• [Input]:
## begin
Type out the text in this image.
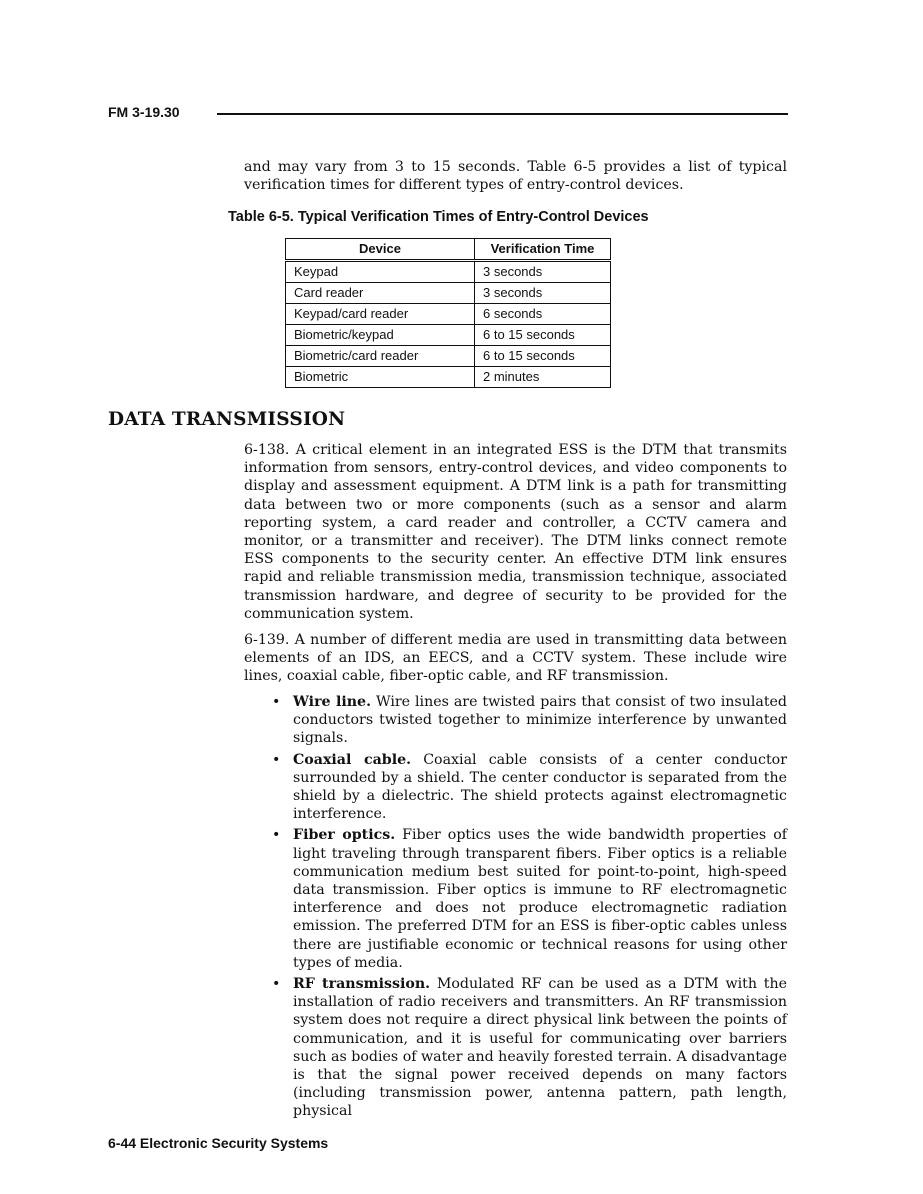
FM 3-19.30

and may vary from 3 to 15 seconds. Table 6-5 provides a list of typical verification times for different types of entry-control devices.

Table 6-5. Typical Verification Times of Entry-Control Devices
Device	Verification Time
Keypad	3 seconds
Card reader	3 seconds
Keypad/card reader	6 seconds
Biometric/keypad	6 to 15 seconds
Biometric/card reader	6 to 15 seconds
Biometric	2 minutes
DATA TRANSMISSION

6-138. A critical element in an integrated ESS is the DTM that transmits information from sensors, entry-control devices, and video components to display and assessment equipment. A DTM link is a path for transmitting data between two or more components (such as a sensor and alarm reporting system, a card reader and controller, a CCTV camera and monitor, or a transmitter and receiver). The DTM links connect remote ESS components to the security center. An effective DTM link ensures rapid and reliable transmission media, transmission technique, associated transmission hardware, and degree of security to be provided for the communication system.

6-139. A number of different media are used in transmitting data between elements of an IDS, an EECS, and a CCTV system. These include wire lines, coaxial cable, fiber-optic cable, and RF transmission.

• Wire line. Wire lines are twisted pairs that consist of two insulated conductors twisted together to minimize interference by unwanted signals.
• Coaxial cable. Coaxial cable consists of a center conductor surrounded by a shield. The center conductor is separated from the shield by a dielectric. The shield protects against electromagnetic interference.
• Fiber optics. Fiber optics uses the wide bandwidth properties of light traveling through transparent fibers. Fiber optics is a reliable communication medium best suited for point-to-point, high-speed data transmission. Fiber optics is immune to RF electromagnetic interference and does not produce electromagnetic radiation emission. The preferred DTM for an ESS is fiber-optic cables unless there are justifiable economic or technical reasons for using other types of media.
• RF transmission. Modulated RF can be used as a DTM with the installation of radio receivers and transmitters. An RF transmission system does not require a direct physical link between the points of communication, and it is useful for communicating over barriers such as bodies of water and heavily forested terrain. A disadvantage is that the signal power received depends on many factors (including transmission power, antenna pattern, path length, physical
6-44 Electronic Security Systems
## end
Gather up, from the records above, each line where the word "different" appears.

• [Output below]:
and may vary from 3 to 15 seconds. Table 6-5 provides a list of typical verification times for different types of entry-control devices.
6-139. A number of different media are used in transmitting data between elements of an IDS, an EECS, and a CCTV system. These include wire lines, coaxial cable, fiber-optic cable, and RF transmission.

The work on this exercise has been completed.